(Records from a collection)
%%

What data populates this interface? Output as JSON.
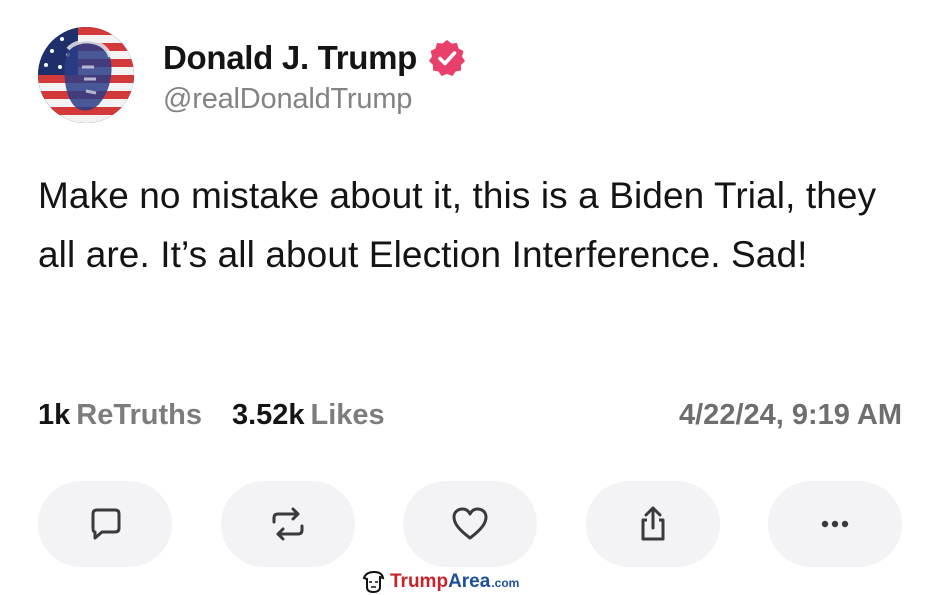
{
  "post": {
    "author": {
      "display_name": "Donald J. Trump",
      "handle": "@realDonaldTrump",
      "verified_icon": "verified-badge-icon",
      "badge_color": "#e8406a"
    },
    "text": "Make no mistake about it, this is a Biden Trial, they all are. It’s all about Election Interference. Sad!",
    "stats": {
      "retruths_count": "1k",
      "retruths_label": "ReTruths",
      "likes_count": "3.52k",
      "likes_label": "Likes"
    },
    "timestamp": "4/22/24, 9:19 AM"
  },
  "actions": [
    {
      "name": "reply",
      "icon": "comment-icon"
    },
    {
      "name": "retruth",
      "icon": "repost-icon"
    },
    {
      "name": "like",
      "icon": "heart-icon"
    },
    {
      "name": "share",
      "icon": "share-icon"
    },
    {
      "name": "more",
      "icon": "more-dots-icon"
    }
  ],
  "watermark": {
    "part1": "Trump",
    "part2": "Area",
    "part3": ".com",
    "logo_icon": "trump-face-logo-icon",
    "colors": {
      "red": "#c8222a",
      "blue": "#1d4f9c"
    }
  }
}
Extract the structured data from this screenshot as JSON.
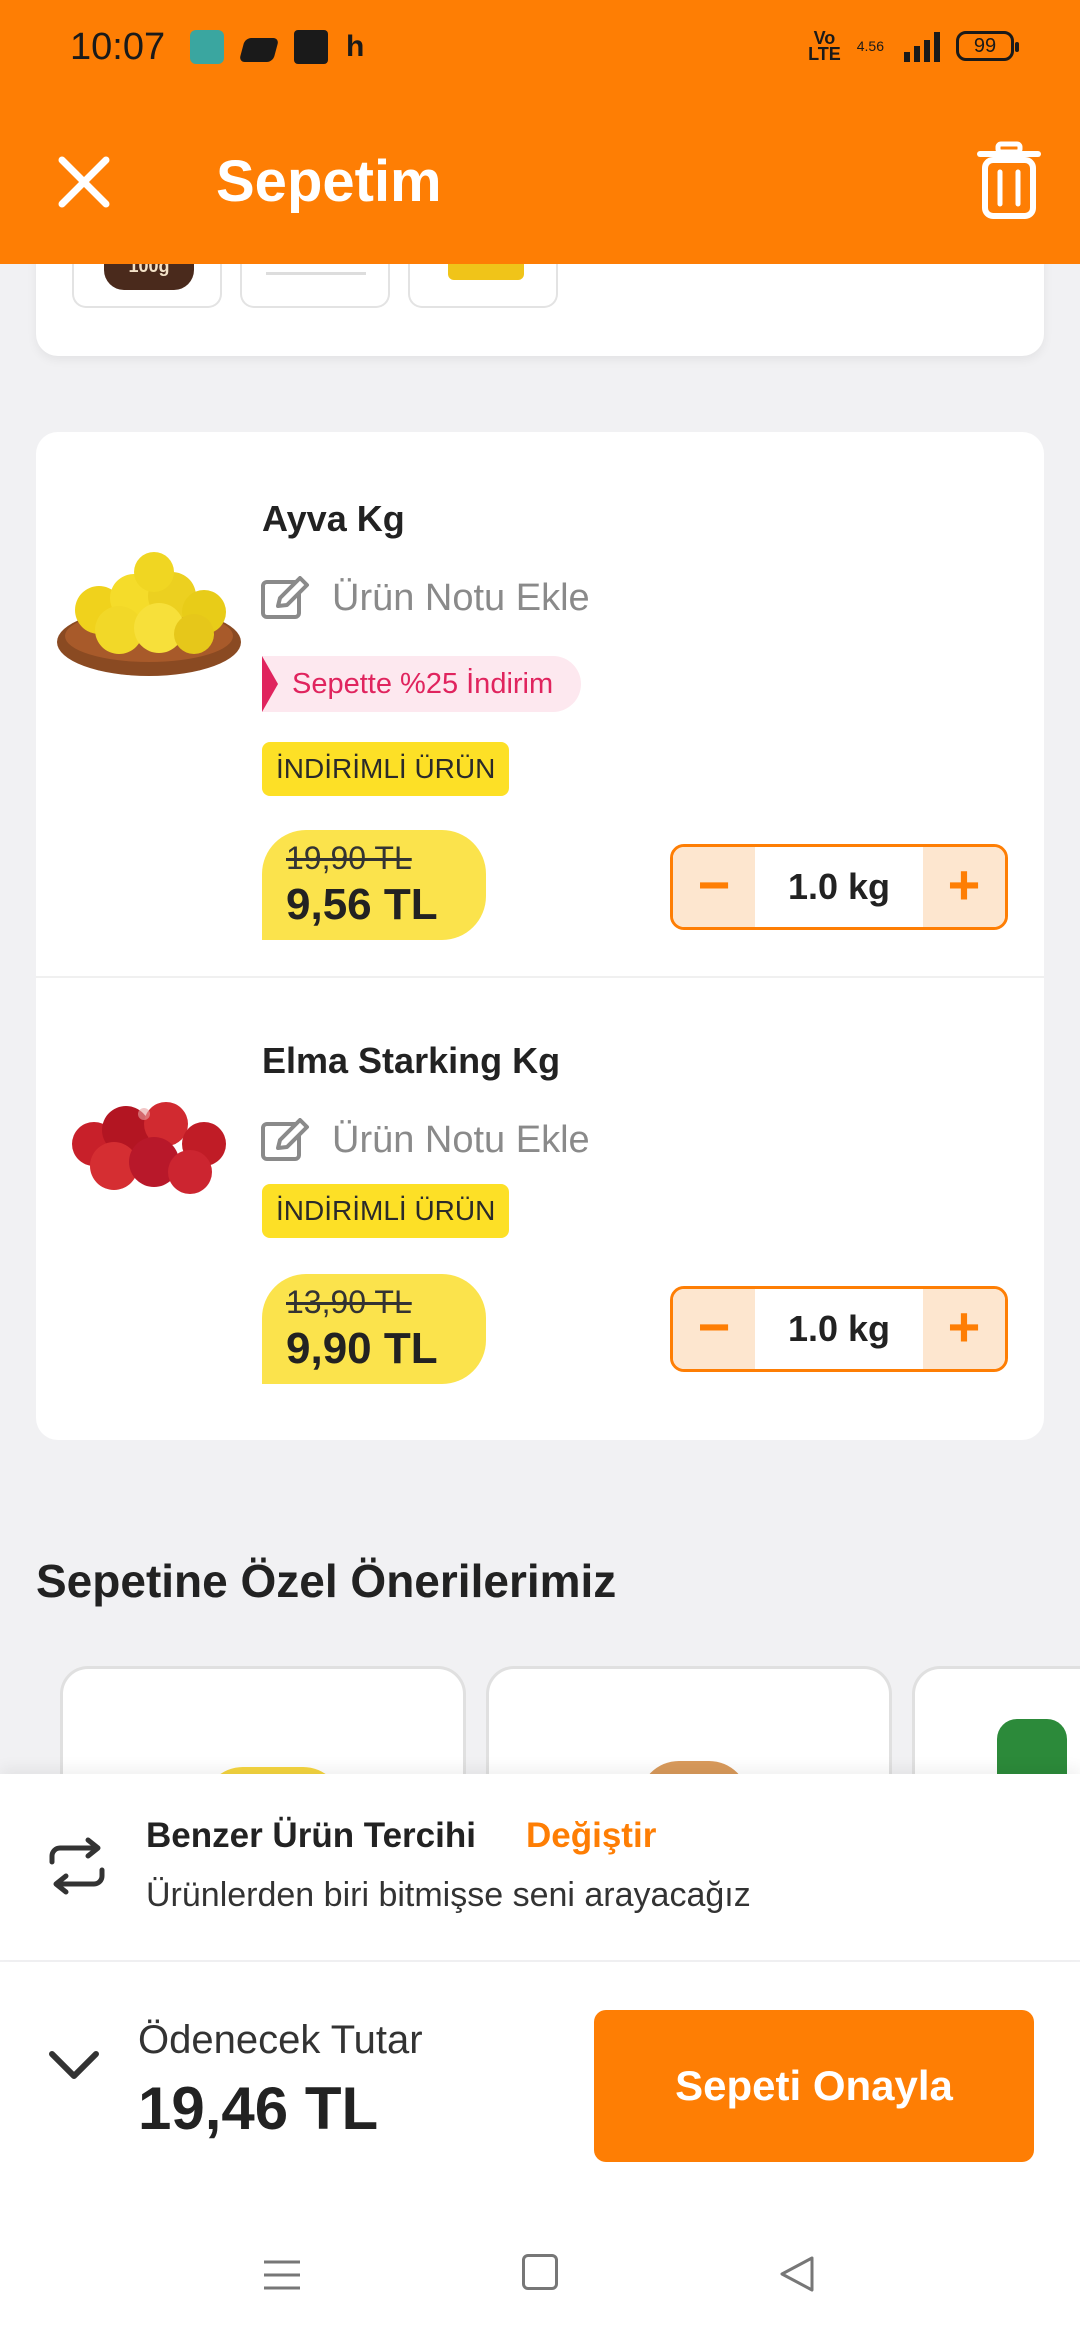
{
  "status_bar": {
    "time": "10:07",
    "letter": "h",
    "volte": "Vo\nLTE",
    "network": "4.56",
    "battery": "99"
  },
  "header": {
    "title": "Sepetim",
    "close_icon": "close-icon",
    "trash_icon": "trash-icon"
  },
  "top_card": {
    "thumb1_label": "100g"
  },
  "cart": {
    "items": [
      {
        "name": "Ayva Kg",
        "note_label": "Ürün Notu Ekle",
        "discount_label": "Sepette %25 İndirim",
        "tag": "İNDİRİMLİ ÜRÜN",
        "old_price": "19,90 TL",
        "new_price": "9,56 TL",
        "quantity": "1.0 kg",
        "minus": "−",
        "plus": "+"
      },
      {
        "name": "Elma Starking Kg",
        "note_label": "Ürün Notu Ekle",
        "tag": "İNDİRİMLİ ÜRÜN",
        "old_price": "13,90 TL",
        "new_price": "9,90 TL",
        "quantity": "1.0 kg",
        "minus": "−",
        "plus": "+"
      }
    ]
  },
  "recommendations": {
    "title": "Sepetine Özel Önerilerimiz"
  },
  "preference": {
    "title": "Benzer Ürün Tercihi",
    "link": "Değiştir",
    "description": "Ürünlerden biri bitmişse seni arayacağız"
  },
  "payment": {
    "label": "Ödenecek Tutar",
    "total": "19,46 TL",
    "confirm_label": "Sepeti Onayla"
  },
  "colors": {
    "brand_orange": "#fe7e04",
    "price_yellow": "#fbe34c",
    "discount_pink": "#e0245e"
  }
}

%%

EXERCISE INSTRUCTIONS >> Restate verbatim the lines running from the line with "Extract the structured" through the end of the material; both ends count, and images are omitted.

FULL ANSWER >>
Extract the structured data from this screenshot as JSON.
{
  "status_bar": {
    "time": "10:07",
    "letter": "h",
    "volte": "Vo\nLTE",
    "network": "4.56",
    "battery": "99"
  },
  "header": {
    "title": "Sepetim",
    "close_icon": "close-icon",
    "trash_icon": "trash-icon"
  },
  "top_card": {
    "thumb1_label": "100g"
  },
  "cart": {
    "items": [
      {
        "name": "Ayva Kg",
        "note_label": "Ürün Notu Ekle",
        "discount_label": "Sepette %25 İndirim",
        "tag": "İNDİRİMLİ ÜRÜN",
        "old_price": "19,90 TL",
        "new_price": "9,56 TL",
        "quantity": "1.0 kg",
        "minus": "−",
        "plus": "+"
      },
      {
        "name": "Elma Starking Kg",
        "note_label": "Ürün Notu Ekle",
        "tag": "İNDİRİMLİ ÜRÜN",
        "old_price": "13,90 TL",
        "new_price": "9,90 TL",
        "quantity": "1.0 kg",
        "minus": "−",
        "plus": "+"
      }
    ]
  },
  "recommendations": {
    "title": "Sepetine Özel Önerilerimiz"
  },
  "preference": {
    "title": "Benzer Ürün Tercihi",
    "link": "Değiştir",
    "description": "Ürünlerden biri bitmişse seni arayacağız"
  },
  "payment": {
    "label": "Ödenecek Tutar",
    "total": "19,46 TL",
    "confirm_label": "Sepeti Onayla"
  },
  "colors": {
    "brand_orange": "#fe7e04",
    "price_yellow": "#fbe34c",
    "discount_pink": "#e0245e"
  }
}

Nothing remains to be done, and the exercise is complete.